*GOAL*.
From the entries provided below, copy each line that contains the word "broker".

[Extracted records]
|---|
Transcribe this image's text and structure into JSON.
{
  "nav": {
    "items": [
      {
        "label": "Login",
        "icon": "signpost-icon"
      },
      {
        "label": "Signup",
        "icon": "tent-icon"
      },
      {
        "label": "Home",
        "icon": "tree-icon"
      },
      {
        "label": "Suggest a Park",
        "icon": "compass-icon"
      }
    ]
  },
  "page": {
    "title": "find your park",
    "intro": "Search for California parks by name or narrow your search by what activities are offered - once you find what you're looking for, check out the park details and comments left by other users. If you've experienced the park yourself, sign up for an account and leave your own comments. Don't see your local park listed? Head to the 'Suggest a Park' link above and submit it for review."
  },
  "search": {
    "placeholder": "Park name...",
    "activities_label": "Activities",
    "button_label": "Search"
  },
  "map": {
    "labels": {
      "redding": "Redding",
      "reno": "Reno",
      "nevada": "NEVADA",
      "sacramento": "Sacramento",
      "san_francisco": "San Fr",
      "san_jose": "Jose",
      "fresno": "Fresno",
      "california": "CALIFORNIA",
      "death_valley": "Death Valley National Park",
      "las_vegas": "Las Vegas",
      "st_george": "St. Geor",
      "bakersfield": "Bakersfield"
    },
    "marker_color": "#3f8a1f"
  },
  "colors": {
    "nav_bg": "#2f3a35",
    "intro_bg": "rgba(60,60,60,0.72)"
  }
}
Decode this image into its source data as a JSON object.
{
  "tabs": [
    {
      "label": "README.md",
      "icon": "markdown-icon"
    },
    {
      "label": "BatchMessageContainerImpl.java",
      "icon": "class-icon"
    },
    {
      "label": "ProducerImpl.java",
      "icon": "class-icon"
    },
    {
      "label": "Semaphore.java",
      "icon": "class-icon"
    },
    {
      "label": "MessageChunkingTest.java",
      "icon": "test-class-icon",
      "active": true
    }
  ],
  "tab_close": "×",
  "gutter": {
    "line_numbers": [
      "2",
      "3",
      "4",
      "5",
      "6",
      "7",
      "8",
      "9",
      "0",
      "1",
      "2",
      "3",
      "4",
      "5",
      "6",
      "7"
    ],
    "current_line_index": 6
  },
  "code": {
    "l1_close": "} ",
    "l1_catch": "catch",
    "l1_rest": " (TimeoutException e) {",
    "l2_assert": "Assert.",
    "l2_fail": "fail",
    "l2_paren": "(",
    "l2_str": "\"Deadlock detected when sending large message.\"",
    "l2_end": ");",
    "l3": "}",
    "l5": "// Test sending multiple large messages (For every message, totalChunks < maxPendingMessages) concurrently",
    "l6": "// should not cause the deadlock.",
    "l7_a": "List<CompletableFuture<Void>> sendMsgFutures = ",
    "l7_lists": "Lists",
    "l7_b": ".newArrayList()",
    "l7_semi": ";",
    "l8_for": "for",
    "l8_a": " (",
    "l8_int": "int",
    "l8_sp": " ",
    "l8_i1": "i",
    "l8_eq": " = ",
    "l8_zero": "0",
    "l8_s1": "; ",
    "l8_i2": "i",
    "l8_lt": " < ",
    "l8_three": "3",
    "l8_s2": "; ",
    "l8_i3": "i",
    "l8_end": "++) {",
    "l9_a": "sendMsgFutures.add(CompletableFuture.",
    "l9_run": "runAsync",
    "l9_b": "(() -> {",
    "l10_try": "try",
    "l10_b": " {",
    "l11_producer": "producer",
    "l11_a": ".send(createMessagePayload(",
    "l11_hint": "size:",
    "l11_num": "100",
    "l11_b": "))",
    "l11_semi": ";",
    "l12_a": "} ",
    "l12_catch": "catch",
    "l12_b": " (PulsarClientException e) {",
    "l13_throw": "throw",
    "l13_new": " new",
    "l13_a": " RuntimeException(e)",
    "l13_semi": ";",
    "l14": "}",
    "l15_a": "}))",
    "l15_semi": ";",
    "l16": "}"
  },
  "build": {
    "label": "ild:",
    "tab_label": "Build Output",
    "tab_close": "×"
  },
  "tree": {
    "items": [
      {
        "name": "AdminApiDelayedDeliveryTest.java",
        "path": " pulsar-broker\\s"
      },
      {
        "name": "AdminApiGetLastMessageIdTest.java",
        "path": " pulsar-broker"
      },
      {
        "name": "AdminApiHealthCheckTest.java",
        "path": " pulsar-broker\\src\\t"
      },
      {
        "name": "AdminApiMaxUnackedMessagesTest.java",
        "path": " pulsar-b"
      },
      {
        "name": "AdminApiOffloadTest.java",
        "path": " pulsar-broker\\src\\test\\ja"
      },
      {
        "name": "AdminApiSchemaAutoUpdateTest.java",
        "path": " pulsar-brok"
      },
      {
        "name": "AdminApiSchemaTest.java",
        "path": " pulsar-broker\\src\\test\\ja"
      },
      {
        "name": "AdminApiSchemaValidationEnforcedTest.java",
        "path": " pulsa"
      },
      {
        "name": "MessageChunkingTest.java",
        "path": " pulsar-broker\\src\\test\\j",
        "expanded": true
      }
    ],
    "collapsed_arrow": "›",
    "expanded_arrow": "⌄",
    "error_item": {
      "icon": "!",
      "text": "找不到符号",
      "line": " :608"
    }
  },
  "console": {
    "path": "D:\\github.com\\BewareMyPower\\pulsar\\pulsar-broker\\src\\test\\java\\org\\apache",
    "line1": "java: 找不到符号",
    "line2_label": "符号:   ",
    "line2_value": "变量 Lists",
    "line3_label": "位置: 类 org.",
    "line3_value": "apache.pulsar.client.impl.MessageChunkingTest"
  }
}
|---|
*WRITTEN REPLY*.
        "path": " pulsar-broker\\s"
        "path": " pulsar-broker"
        "path": " pulsar-broker\\src\\t"
        "path": " pulsar-broker\\src\\test\\ja"
        "path": " pulsar-broker\\src\\test\\ja"
        "path": " pulsar-broker\\src\\test\\j",
    "path": "D:\\github.com\\BewareMyPower\\pulsar\\pulsar-broker\\src\\test\\java\\org\\apache",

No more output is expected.